— START OF Records —

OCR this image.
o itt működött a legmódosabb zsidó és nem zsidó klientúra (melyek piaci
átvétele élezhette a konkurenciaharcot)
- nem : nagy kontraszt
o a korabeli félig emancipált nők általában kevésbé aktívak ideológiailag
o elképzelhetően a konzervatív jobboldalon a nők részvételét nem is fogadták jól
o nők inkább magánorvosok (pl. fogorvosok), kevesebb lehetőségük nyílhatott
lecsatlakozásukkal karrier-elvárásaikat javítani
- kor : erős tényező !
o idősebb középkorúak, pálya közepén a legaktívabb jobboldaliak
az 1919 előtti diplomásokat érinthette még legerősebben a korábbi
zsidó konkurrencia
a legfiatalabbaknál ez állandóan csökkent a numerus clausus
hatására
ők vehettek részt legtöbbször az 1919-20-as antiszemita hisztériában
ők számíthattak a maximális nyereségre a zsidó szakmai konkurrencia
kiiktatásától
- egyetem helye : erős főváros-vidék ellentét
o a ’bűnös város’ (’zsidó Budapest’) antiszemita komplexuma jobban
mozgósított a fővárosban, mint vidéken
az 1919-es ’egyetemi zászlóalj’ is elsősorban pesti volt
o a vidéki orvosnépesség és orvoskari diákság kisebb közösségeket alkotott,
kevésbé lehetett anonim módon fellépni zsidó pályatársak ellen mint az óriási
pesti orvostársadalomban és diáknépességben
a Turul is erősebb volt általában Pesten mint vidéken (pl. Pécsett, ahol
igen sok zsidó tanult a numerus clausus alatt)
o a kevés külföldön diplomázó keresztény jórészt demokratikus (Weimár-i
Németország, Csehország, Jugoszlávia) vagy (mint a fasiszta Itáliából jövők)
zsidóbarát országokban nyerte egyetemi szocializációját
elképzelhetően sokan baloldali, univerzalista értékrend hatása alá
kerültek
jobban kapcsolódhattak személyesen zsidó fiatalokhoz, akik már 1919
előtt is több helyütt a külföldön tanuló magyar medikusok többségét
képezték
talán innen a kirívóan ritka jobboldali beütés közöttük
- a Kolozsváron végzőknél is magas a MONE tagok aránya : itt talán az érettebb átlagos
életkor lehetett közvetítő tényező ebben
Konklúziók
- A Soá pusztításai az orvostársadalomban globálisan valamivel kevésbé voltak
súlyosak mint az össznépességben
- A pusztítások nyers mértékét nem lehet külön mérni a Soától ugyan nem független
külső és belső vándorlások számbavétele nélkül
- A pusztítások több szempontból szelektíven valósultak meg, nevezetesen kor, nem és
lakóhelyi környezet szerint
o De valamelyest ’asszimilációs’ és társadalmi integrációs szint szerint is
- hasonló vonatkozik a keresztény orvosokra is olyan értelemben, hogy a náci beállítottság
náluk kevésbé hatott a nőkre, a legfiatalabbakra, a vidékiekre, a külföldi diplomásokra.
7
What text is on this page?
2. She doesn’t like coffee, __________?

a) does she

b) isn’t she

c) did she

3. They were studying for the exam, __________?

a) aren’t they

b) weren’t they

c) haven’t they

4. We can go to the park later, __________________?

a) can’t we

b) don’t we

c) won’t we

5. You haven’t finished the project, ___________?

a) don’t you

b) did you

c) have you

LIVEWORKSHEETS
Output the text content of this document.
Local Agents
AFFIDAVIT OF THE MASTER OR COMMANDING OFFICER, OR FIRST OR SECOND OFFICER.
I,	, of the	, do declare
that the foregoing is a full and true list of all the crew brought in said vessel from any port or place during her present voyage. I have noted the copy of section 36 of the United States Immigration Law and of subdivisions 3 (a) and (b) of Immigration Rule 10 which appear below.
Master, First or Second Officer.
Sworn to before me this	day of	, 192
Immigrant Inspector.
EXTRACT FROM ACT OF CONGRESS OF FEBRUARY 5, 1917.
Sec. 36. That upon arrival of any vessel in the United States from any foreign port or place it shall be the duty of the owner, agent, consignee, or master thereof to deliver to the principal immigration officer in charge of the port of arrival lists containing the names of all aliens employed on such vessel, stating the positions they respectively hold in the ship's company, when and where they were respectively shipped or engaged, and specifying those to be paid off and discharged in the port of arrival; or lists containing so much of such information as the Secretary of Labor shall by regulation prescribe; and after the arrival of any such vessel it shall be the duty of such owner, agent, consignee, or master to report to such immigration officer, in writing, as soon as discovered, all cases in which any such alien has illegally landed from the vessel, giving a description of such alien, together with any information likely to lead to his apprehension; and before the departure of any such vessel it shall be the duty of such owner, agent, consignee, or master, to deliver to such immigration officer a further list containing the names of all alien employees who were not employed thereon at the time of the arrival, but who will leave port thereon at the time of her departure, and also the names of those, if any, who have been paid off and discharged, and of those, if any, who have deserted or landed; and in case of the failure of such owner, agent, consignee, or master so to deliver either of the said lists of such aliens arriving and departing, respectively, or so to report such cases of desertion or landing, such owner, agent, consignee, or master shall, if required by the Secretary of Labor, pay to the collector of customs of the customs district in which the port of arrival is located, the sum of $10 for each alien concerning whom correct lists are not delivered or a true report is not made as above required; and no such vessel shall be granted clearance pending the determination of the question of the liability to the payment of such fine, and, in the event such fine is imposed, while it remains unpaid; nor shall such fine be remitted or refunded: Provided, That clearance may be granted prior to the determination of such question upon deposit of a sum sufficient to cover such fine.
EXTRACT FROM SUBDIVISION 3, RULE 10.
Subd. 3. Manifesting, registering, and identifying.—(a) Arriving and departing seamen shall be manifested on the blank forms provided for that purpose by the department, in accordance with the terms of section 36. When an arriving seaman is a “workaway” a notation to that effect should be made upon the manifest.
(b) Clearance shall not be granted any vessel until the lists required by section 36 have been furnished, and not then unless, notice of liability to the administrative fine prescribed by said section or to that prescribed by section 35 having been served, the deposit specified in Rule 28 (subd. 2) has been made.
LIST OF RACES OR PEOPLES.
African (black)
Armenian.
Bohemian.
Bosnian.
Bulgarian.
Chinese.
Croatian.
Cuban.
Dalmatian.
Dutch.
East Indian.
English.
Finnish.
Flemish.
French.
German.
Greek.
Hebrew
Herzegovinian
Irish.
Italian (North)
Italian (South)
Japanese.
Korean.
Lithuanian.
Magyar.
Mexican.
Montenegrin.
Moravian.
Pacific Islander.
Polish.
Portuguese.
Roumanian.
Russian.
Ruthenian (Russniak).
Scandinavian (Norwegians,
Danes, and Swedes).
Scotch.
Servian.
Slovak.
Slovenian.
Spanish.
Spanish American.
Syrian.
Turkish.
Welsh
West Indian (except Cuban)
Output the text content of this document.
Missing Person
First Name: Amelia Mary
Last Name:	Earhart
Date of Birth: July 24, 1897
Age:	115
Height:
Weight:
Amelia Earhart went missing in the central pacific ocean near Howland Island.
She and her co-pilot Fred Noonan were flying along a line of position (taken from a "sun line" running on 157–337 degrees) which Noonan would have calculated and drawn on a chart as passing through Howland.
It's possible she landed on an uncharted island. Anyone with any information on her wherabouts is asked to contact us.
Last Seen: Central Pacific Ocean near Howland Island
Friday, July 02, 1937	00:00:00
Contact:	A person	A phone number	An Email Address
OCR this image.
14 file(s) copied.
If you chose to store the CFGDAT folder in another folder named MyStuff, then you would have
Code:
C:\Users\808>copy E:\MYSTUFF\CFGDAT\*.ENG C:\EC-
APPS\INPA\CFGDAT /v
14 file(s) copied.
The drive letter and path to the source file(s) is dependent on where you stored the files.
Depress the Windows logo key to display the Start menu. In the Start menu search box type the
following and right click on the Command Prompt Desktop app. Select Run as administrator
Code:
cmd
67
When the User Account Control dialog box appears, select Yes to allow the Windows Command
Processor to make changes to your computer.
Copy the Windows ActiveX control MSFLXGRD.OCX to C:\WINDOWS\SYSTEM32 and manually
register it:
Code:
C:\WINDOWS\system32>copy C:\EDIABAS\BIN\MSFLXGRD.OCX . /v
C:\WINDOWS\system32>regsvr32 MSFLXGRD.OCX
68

— END OF Records —

#### What this task involves:
Identify and extract each line of the listing that contains "clausus".

#### Solution to the exercise:
a legfiatalabbaknál ez állandóan csökkent a numerus clausus
igen sok zsidó tanult a numerus clausus alatt)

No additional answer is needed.